- **Exercise instructions**:
Repeat each record below exactly as given.

## Start Data supplied

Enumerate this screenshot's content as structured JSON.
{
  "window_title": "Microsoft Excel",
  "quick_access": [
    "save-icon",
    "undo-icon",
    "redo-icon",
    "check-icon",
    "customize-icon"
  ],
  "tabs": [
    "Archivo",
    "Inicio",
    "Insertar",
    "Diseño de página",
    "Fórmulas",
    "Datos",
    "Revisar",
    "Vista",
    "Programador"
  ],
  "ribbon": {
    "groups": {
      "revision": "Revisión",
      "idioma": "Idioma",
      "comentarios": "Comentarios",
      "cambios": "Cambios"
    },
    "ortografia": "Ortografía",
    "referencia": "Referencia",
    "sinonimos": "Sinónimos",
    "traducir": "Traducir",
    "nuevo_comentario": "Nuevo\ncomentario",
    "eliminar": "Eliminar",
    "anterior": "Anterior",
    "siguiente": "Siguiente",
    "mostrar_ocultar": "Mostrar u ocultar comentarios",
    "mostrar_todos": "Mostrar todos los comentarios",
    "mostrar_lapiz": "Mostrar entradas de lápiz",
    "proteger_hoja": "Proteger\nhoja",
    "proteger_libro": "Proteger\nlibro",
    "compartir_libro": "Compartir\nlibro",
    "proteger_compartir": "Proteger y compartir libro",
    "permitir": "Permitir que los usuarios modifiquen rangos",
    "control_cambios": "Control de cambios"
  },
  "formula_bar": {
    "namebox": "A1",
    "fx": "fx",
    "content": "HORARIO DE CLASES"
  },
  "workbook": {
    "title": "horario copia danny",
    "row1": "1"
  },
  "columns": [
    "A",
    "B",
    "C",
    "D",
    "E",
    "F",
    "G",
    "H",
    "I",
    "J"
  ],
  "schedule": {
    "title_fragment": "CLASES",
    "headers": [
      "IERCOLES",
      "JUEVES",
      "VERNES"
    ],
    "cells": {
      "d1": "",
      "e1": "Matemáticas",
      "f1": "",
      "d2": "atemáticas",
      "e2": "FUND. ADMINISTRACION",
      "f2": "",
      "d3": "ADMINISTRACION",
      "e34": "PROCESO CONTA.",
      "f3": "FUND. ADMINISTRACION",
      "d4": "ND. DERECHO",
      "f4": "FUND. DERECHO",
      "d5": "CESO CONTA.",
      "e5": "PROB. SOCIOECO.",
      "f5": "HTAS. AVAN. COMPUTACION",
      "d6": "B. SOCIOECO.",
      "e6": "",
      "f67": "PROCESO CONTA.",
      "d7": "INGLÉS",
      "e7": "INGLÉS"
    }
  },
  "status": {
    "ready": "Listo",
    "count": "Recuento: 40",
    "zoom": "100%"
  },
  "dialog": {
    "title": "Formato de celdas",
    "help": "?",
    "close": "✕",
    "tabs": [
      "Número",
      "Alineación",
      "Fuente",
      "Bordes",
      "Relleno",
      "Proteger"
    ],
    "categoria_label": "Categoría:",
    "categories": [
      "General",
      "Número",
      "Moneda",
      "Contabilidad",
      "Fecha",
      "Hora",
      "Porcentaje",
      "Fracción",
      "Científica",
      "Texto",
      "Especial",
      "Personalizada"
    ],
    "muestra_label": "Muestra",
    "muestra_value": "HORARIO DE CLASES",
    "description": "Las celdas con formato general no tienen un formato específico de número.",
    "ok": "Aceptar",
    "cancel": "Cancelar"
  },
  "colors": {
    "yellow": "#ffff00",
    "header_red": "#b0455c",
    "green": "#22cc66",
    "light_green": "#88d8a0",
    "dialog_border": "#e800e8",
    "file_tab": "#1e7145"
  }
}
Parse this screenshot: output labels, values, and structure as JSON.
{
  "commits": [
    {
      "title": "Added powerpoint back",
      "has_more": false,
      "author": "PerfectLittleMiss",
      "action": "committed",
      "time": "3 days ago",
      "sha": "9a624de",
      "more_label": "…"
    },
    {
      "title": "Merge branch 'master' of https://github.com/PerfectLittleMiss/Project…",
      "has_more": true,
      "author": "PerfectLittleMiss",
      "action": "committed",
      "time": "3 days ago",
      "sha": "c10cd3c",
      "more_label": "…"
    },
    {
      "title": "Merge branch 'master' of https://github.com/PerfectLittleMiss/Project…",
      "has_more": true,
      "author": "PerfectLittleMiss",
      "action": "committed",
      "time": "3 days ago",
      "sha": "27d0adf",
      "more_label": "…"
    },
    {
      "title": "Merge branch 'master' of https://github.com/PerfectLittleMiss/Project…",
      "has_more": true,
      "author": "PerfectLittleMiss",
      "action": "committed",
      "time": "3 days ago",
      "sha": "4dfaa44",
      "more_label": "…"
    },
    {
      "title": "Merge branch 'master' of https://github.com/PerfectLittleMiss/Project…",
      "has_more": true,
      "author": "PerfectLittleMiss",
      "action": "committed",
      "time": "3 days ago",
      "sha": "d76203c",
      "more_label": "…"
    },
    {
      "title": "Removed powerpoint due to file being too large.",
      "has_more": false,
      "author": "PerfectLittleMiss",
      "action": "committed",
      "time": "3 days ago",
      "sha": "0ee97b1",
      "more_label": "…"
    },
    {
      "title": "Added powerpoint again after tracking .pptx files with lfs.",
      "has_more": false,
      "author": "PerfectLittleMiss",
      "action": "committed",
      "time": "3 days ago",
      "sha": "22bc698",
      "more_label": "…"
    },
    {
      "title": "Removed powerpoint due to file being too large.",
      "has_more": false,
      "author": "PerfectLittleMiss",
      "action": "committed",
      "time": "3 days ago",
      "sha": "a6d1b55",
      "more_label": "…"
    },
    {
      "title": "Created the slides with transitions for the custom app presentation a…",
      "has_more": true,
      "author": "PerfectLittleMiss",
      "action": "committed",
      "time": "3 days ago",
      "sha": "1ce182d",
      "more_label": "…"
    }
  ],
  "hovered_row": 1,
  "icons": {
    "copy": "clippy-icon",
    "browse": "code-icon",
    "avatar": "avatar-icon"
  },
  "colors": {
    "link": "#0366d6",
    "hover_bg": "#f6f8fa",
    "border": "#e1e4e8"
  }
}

## End Data supplied

- **In response**:
Enumerate this screenshot's content as structured JSON.
{
  "window_title": "Microsoft Excel",
  "quick_access": [
    "save-icon",
    "undo-icon",
    "redo-icon",
    "check-icon",
    "customize-icon"
  ],
  "tabs": [
    "Archivo",
    "Inicio",
    "Insertar",
    "Diseño de página",
    "Fórmulas",
    "Datos",
    "Revisar",
    "Vista",
    "Programador"
  ],
  "ribbon": {
    "groups": {
      "revision": "Revisión",
      "idioma": "Idioma",
      "comentarios": "Comentarios",
      "cambios": "Cambios"
    },
    "ortografia": "Ortografía",
    "referencia": "Referencia",
    "sinonimos": "Sinónimos",
    "traducir": "Traducir",
    "nuevo_comentario": "Nuevo\ncomentario",
    "eliminar": "Eliminar",
    "anterior": "Anterior",
    "siguiente": "Siguiente",
    "mostrar_ocultar": "Mostrar u ocultar comentarios",
    "mostrar_todos": "Mostrar todos los comentarios",
    "mostrar_lapiz": "Mostrar entradas de lápiz",
    "proteger_hoja": "Proteger\nhoja",
    "proteger_libro": "Proteger\nlibro",
    "compartir_libro": "Compartir\nlibro",
    "proteger_compartir": "Proteger y compartir libro",
    "permitir": "Permitir que los usuarios modifiquen rangos",
    "control_cambios": "Control de cambios"
  },
  "formula_bar": {
    "namebox": "A1",
    "fx": "fx",
    "content": "HORARIO DE CLASES"
  },
  "workbook": {
    "title": "horario copia danny",
    "row1": "1"
  },
  "columns": [
    "A",
    "B",
    "C",
    "D",
    "E",
    "F",
    "G",
    "H",
    "I",
    "J"
  ],
  "schedule": {
    "title_fragment": "CLASES",
    "headers": [
      "IERCOLES",
      "JUEVES",
      "VERNES"
    ],
    "cells": {
      "d1": "",
      "e1": "Matemáticas",
      "f1": "",
      "d2": "atemáticas",
      "e2": "FUND. ADMINISTRACION",
      "f2": "",
      "d3": "ADMINISTRACION",
      "e34": "PROCESO CONTA.",
      "f3": "FUND. ADMINISTRACION",
      "d4": "ND. DERECHO",
      "f4": "FUND. DERECHO",
      "d5": "CESO CONTA.",
      "e5": "PROB. SOCIOECO.",
      "f5": "HTAS. AVAN. COMPUTACION",
      "d6": "B. SOCIOECO.",
      "e6": "",
      "f67": "PROCESO CONTA.",
      "d7": "INGLÉS",
      "e7": "INGLÉS"
    }
  },
  "status": {
    "ready": "Listo",
    "count": "Recuento: 40",
    "zoom": "100%"
  },
  "dialog": {
    "title": "Formato de celdas",
    "help": "?",
    "close": "✕",
    "tabs": [
      "Número",
      "Alineación",
      "Fuente",
      "Bordes",
      "Relleno",
      "Proteger"
    ],
    "categoria_label": "Categoría:",
    "categories": [
      "General",
      "Número",
      "Moneda",
      "Contabilidad",
      "Fecha",
      "Hora",
      "Porcentaje",
      "Fracción",
      "Científica",
      "Texto",
      "Especial",
      "Personalizada"
    ],
    "muestra_label": "Muestra",
    "muestra_value": "HORARIO DE CLASES",
    "description": "Las celdas con formato general no tienen un formato específico de número.",
    "ok": "Aceptar",
    "cancel": "Cancelar"
  },
  "colors": {
    "yellow": "#ffff00",
    "header_red": "#b0455c",
    "green": "#22cc66",
    "light_green": "#88d8a0",
    "dialog_border": "#e800e8",
    "file_tab": "#1e7145"
  }
}
Parse this screenshot: output labels, values, and structure as JSON.
{
  "commits": [
    {
      "title": "Added powerpoint back",
      "has_more": false,
      "author": "PerfectLittleMiss",
      "action": "committed",
      "time": "3 days ago",
      "sha": "9a624de",
      "more_label": "…"
    },
    {
      "title": "Merge branch 'master' of https://github.com/PerfectLittleMiss/Project…",
      "has_more": true,
      "author": "PerfectLittleMiss",
      "action": "committed",
      "time": "3 days ago",
      "sha": "c10cd3c",
      "more_label": "…"
    },
    {
      "title": "Merge branch 'master' of https://github.com/PerfectLittleMiss/Project…",
      "has_more": true,
      "author": "PerfectLittleMiss",
      "action": "committed",
      "time": "3 days ago",
      "sha": "27d0adf",
      "more_label": "…"
    },
    {
      "title": "Merge branch 'master' of https://github.com/PerfectLittleMiss/Project…",
      "has_more": true,
      "author": "PerfectLittleMiss",
      "action": "committed",
      "time": "3 days ago",
      "sha": "4dfaa44",
      "more_label": "…"
    },
    {
      "title": "Merge branch 'master' of https://github.com/PerfectLittleMiss/Project…",
      "has_more": true,
      "author": "PerfectLittleMiss",
      "action": "committed",
      "time": "3 days ago",
      "sha": "d76203c",
      "more_label": "…"
    },
    {
      "title": "Removed powerpoint due to file being too large.",
      "has_more": false,
      "author": "PerfectLittleMiss",
      "action": "committed",
      "time": "3 days ago",
      "sha": "0ee97b1",
      "more_label": "…"
    },
    {
      "title": "Added powerpoint again after tracking .pptx files with lfs.",
      "has_more": false,
      "author": "PerfectLittleMiss",
      "action": "committed",
      "time": "3 days ago",
      "sha": "22bc698",
      "more_label": "…"
    },
    {
      "title": "Removed powerpoint due to file being too large.",
      "has_more": false,
      "author": "PerfectLittleMiss",
      "action": "committed",
      "time": "3 days ago",
      "sha": "a6d1b55",
      "more_label": "…"
    },
    {
      "title": "Created the slides with transitions for the custom app presentation a…",
      "has_more": true,
      "author": "PerfectLittleMiss",
      "action": "committed",
      "time": "3 days ago",
      "sha": "1ce182d",
      "more_label": "…"
    }
  ],
  "hovered_row": 1,
  "icons": {
    "copy": "clippy-icon",
    "browse": "code-icon",
    "avatar": "avatar-icon"
  },
  "colors": {
    "link": "#0366d6",
    "hover_bg": "#f6f8fa",
    "border": "#e1e4e8"
  }
}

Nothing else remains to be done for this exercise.